* [What you are asked to do]
Every entry must be repeated exactly. Exclude all pictures.

Data tied to figure images
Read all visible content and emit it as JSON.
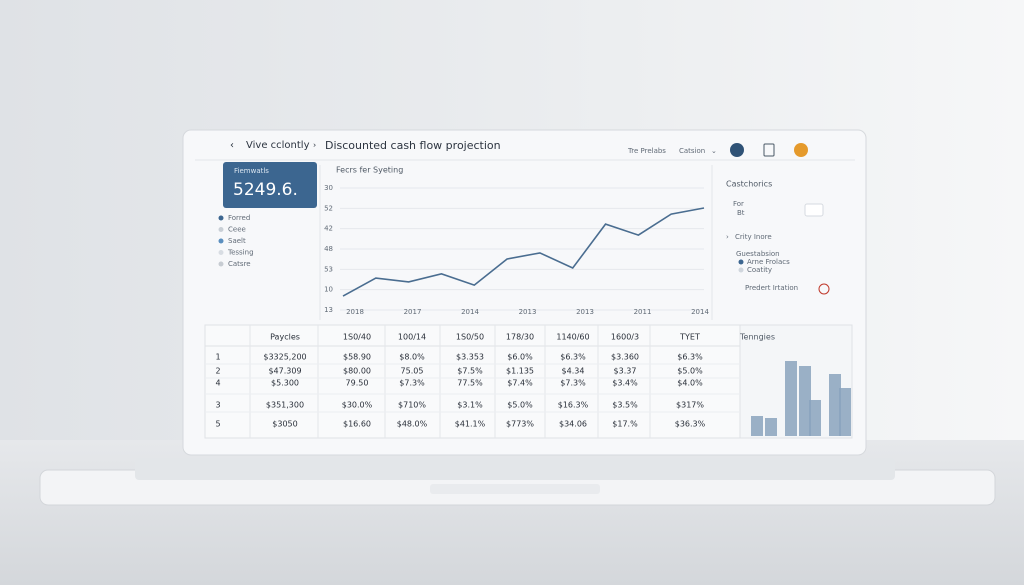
{
  "header": {
    "breadcrumb": "Vive cclontly",
    "title": "Discounted cash flow projection",
    "action_1": "Tre Prelabs",
    "action_2": "Catsion"
  },
  "summary_card": {
    "label": "Fiemwatls",
    "value": "5249.6."
  },
  "legend": [
    "Forred",
    "Ceee",
    "Saelt",
    "Tessing",
    "Catsre"
  ],
  "chart_data": {
    "type": "line",
    "title": "Fecrs fer Syeting",
    "y_labels": [
      "30",
      "52",
      "42",
      "48",
      "53",
      "10",
      "13"
    ],
    "x_labels": [
      "2018",
      "2017",
      "2014",
      "2013",
      "2013",
      "2011",
      "2014"
    ],
    "values": [
      5.7,
      13.1,
      11.5,
      14.8,
      10.2,
      20.9,
      23.4,
      17.2,
      35.2,
      30.7,
      39.3,
      41.8
    ],
    "ylim": [
      0,
      50
    ],
    "color": "#4a6d90"
  },
  "side_panel": {
    "title": "Castchorics",
    "field_1": "For",
    "field_2": "Bt",
    "option": "Crity Inore",
    "group_title": "Guestabsion",
    "group_items": [
      "Arne Frolacs",
      "Coatity"
    ],
    "footer": "Predert Irtation"
  },
  "table": {
    "header": [
      "Paycles",
      "1S0/40",
      "100/14",
      "1S0/50",
      "178/30",
      "1140/60",
      "1600/3",
      "TYET"
    ],
    "rows": [
      [
        "1",
        "$3325,200",
        "$58.90",
        "$8.0%",
        "$3.353",
        "$6.0%",
        "$6.3%",
        "$3.360",
        "$6.3%"
      ],
      [
        "2",
        "$47.309",
        "$80.00",
        "75.05",
        "$7.5%",
        "$1.135",
        "$4.34",
        "$3.37",
        "$5.0%"
      ],
      [
        "4",
        "$5.300",
        "79.50",
        "$7.3%",
        "77.5%",
        "$7.4%",
        "$7.3%",
        "$3.4%",
        "$4.0%"
      ],
      [
        "3",
        "$351,300",
        "$30.0%",
        "$710%",
        "$3.1%",
        "$5.0%",
        "$16.3%",
        "$3.5%",
        "$317%"
      ],
      [
        "5",
        "$3050",
        "$16.60",
        "$48.0%",
        "$41.1%",
        "$773%",
        "$34.06",
        "$17.%",
        "$36.3%"
      ]
    ]
  },
  "mini_chart": {
    "type": "bar",
    "title": "Tenngies",
    "values": [
      20,
      18,
      75,
      70,
      36,
      62,
      48
    ],
    "ylim": [
      0,
      80
    ],
    "color": "#8aa3bd"
  }
}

* [Written response]
Read all visible content and emit it as JSON.
{
  "header": {
    "breadcrumb": "Vive cclontly",
    "title": "Discounted cash flow projection",
    "action_1": "Tre Prelabs",
    "action_2": "Catsion"
  },
  "summary_card": {
    "label": "Fiemwatls",
    "value": "5249.6."
  },
  "legend": [
    "Forred",
    "Ceee",
    "Saelt",
    "Tessing",
    "Catsre"
  ],
  "chart_data": {
    "type": "line",
    "title": "Fecrs fer Syeting",
    "y_labels": [
      "30",
      "52",
      "42",
      "48",
      "53",
      "10",
      "13"
    ],
    "x_labels": [
      "2018",
      "2017",
      "2014",
      "2013",
      "2013",
      "2011",
      "2014"
    ],
    "values": [
      5.7,
      13.1,
      11.5,
      14.8,
      10.2,
      20.9,
      23.4,
      17.2,
      35.2,
      30.7,
      39.3,
      41.8
    ],
    "ylim": [
      0,
      50
    ],
    "color": "#4a6d90"
  },
  "side_panel": {
    "title": "Castchorics",
    "field_1": "For",
    "field_2": "Bt",
    "option": "Crity Inore",
    "group_title": "Guestabsion",
    "group_items": [
      "Arne Frolacs",
      "Coatity"
    ],
    "footer": "Predert Irtation"
  },
  "table": {
    "header": [
      "Paycles",
      "1S0/40",
      "100/14",
      "1S0/50",
      "178/30",
      "1140/60",
      "1600/3",
      "TYET"
    ],
    "rows": [
      [
        "1",
        "$3325,200",
        "$58.90",
        "$8.0%",
        "$3.353",
        "$6.0%",
        "$6.3%",
        "$3.360",
        "$6.3%"
      ],
      [
        "2",
        "$47.309",
        "$80.00",
        "75.05",
        "$7.5%",
        "$1.135",
        "$4.34",
        "$3.37",
        "$5.0%"
      ],
      [
        "4",
        "$5.300",
        "79.50",
        "$7.3%",
        "77.5%",
        "$7.4%",
        "$7.3%",
        "$3.4%",
        "$4.0%"
      ],
      [
        "3",
        "$351,300",
        "$30.0%",
        "$710%",
        "$3.1%",
        "$5.0%",
        "$16.3%",
        "$3.5%",
        "$317%"
      ],
      [
        "5",
        "$3050",
        "$16.60",
        "$48.0%",
        "$41.1%",
        "$773%",
        "$34.06",
        "$17.%",
        "$36.3%"
      ]
    ]
  },
  "mini_chart": {
    "type": "bar",
    "title": "Tenngies",
    "values": [
      20,
      18,
      75,
      70,
      36,
      62,
      48
    ],
    "ylim": [
      0,
      80
    ],
    "color": "#8aa3bd"
  }
}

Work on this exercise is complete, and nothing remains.